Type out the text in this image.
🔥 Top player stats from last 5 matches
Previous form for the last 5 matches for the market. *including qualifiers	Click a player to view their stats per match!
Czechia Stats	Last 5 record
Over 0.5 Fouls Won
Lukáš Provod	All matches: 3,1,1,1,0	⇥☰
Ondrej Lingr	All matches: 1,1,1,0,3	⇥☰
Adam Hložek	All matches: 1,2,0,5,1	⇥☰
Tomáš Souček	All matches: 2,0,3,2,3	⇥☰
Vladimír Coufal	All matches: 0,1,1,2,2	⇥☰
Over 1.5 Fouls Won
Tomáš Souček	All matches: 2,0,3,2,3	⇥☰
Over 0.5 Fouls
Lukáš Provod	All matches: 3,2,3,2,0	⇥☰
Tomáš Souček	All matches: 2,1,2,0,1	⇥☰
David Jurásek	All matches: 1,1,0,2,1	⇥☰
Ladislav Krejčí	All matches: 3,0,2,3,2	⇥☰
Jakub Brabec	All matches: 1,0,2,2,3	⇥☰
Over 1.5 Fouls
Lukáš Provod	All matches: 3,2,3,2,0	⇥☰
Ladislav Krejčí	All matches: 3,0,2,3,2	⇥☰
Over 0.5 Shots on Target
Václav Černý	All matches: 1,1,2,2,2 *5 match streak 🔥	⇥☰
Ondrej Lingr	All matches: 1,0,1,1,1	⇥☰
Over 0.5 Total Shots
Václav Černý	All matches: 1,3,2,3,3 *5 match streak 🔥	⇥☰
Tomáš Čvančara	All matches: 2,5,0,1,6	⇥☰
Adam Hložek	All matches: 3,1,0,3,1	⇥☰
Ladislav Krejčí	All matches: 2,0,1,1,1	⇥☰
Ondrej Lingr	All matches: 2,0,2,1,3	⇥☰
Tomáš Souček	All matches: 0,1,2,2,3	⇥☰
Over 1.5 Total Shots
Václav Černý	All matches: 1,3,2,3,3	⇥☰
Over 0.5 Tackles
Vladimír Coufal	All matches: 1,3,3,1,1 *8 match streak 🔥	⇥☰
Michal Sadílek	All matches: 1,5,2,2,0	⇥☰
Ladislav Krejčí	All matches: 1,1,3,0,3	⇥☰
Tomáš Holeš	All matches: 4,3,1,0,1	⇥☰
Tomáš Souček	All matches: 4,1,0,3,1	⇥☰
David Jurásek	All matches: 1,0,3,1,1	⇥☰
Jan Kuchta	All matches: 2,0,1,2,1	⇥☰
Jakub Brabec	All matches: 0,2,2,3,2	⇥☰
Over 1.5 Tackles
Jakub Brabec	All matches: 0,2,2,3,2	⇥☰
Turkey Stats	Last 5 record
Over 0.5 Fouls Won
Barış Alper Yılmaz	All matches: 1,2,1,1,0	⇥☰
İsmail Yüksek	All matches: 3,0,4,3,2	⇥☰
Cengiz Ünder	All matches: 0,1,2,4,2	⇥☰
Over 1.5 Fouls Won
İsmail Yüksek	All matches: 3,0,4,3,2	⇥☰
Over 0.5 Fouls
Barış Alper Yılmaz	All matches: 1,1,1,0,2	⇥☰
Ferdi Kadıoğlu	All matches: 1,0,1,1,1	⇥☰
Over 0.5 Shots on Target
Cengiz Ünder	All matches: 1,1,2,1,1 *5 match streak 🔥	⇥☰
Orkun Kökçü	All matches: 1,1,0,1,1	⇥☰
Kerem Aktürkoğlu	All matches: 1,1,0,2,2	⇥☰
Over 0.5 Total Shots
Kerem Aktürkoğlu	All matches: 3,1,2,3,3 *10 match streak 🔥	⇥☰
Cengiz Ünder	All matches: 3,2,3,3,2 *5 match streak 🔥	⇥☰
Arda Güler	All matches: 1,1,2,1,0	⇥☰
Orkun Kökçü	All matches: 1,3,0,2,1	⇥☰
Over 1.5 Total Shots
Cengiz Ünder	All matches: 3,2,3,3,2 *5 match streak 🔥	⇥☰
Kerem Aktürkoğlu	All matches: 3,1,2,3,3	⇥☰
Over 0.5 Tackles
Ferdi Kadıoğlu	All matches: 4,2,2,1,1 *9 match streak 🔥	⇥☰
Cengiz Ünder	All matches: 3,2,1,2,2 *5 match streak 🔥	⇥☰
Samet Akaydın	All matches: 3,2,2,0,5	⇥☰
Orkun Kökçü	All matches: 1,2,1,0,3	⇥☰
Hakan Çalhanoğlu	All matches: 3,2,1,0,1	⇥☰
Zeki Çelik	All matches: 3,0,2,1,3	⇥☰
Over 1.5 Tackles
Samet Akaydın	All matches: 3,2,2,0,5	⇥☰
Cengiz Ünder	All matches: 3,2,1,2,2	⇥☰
-=-=-=-=-
INSTRUCTIONS FOR THE TASK »
Write out every line of the material again, exactly as it reads.

WORKED ANSWER »
Type out the text in this image.
🔥 Top player stats from last 5 matches
Previous form for the last 5 matches for the market. *including qualifiers	Click a player to view their stats per match!
Czechia Stats	Last 5 record
Over 0.5 Fouls Won
Lukáš Provod	All matches: 3,1,1,1,0	⇥☰
Ondrej Lingr	All matches: 1,1,1,0,3	⇥☰
Adam Hložek	All matches: 1,2,0,5,1	⇥☰
Tomáš Souček	All matches: 2,0,3,2,3	⇥☰
Vladimír Coufal	All matches: 0,1,1,2,2	⇥☰
Over 1.5 Fouls Won
Tomáš Souček	All matches: 2,0,3,2,3	⇥☰
Over 0.5 Fouls
Lukáš Provod	All matches: 3,2,3,2,0	⇥☰
Tomáš Souček	All matches: 2,1,2,0,1	⇥☰
David Jurásek	All matches: 1,1,0,2,1	⇥☰
Ladislav Krejčí	All matches: 3,0,2,3,2	⇥☰
Jakub Brabec	All matches: 1,0,2,2,3	⇥☰
Over 1.5 Fouls
Lukáš Provod	All matches: 3,2,3,2,0	⇥☰
Ladislav Krejčí	All matches: 3,0,2,3,2	⇥☰
Over 0.5 Shots on Target
Václav Černý	All matches: 1,1,2,2,2 *5 match streak 🔥	⇥☰
Ondrej Lingr	All matches: 1,0,1,1,1	⇥☰
Over 0.5 Total Shots
Václav Černý	All matches: 1,3,2,3,3 *5 match streak 🔥	⇥☰
Tomáš Čvančara	All matches: 2,5,0,1,6	⇥☰
Adam Hložek	All matches: 3,1,0,3,1	⇥☰
Ladislav Krejčí	All matches: 2,0,1,1,1	⇥☰
Ondrej Lingr	All matches: 2,0,2,1,3	⇥☰
Tomáš Souček	All matches: 0,1,2,2,3	⇥☰
Over 1.5 Total Shots
Václav Černý	All matches: 1,3,2,3,3	⇥☰
Over 0.5 Tackles
Vladimír Coufal	All matches: 1,3,3,1,1 *8 match streak 🔥	⇥☰
Michal Sadílek	All matches: 1,5,2,2,0	⇥☰
Ladislav Krejčí	All matches: 1,1,3,0,3	⇥☰
Tomáš Holeš	All matches: 4,3,1,0,1	⇥☰
Tomáš Souček	All matches: 4,1,0,3,1	⇥☰
David Jurásek	All matches: 1,0,3,1,1	⇥☰
Jan Kuchta	All matches: 2,0,1,2,1	⇥☰
Jakub Brabec	All matches: 0,2,2,3,2	⇥☰
Over 1.5 Tackles
Jakub Brabec	All matches: 0,2,2,3,2	⇥☰
Turkey Stats	Last 5 record
Over 0.5 Fouls Won
Barış Alper Yılmaz	All matches: 1,2,1,1,0	⇥☰
İsmail Yüksek	All matches: 3,0,4,3,2	⇥☰
Cengiz Ünder	All matches: 0,1,2,4,2	⇥☰
Over 1.5 Fouls Won
İsmail Yüksek	All matches: 3,0,4,3,2	⇥☰
Over 0.5 Fouls
Barış Alper Yılmaz	All matches: 1,1,1,0,2	⇥☰
Ferdi Kadıoğlu	All matches: 1,0,1,1,1	⇥☰
Over 0.5 Shots on Target
Cengiz Ünder	All matches: 1,1,2,1,1 *5 match streak 🔥	⇥☰
Orkun Kökçü	All matches: 1,1,0,1,1	⇥☰
Kerem Aktürkoğlu	All matches: 1,1,0,2,2	⇥☰
Over 0.5 Total Shots
Kerem Aktürkoğlu	All matches: 3,1,2,3,3 *10 match streak 🔥	⇥☰
Cengiz Ünder	All matches: 3,2,3,3,2 *5 match streak 🔥	⇥☰
Arda Güler	All matches: 1,1,2,1,0	⇥☰
Orkun Kökçü	All matches: 1,3,0,2,1	⇥☰
Over 1.5 Total Shots
Cengiz Ünder	All matches: 3,2,3,3,2 *5 match streak 🔥	⇥☰
Kerem Aktürkoğlu	All matches: 3,1,2,3,3	⇥☰
Over 0.5 Tackles
Ferdi Kadıoğlu	All matches: 4,2,2,1,1 *9 match streak 🔥	⇥☰
Cengiz Ünder	All matches: 3,2,1,2,2 *5 match streak 🔥	⇥☰
Samet Akaydın	All matches: 3,2,2,0,5	⇥☰
Orkun Kökçü	All matches: 1,2,1,0,3	⇥☰
Hakan Çalhanoğlu	All matches: 3,2,1,0,1	⇥☰
Zeki Çelik	All matches: 3,0,2,1,3	⇥☰
Over 1.5 Tackles
Samet Akaydın	All matches: 3,2,2,0,5	⇥☰
Cengiz Ünder	All matches: 3,2,1,2,2	⇥☰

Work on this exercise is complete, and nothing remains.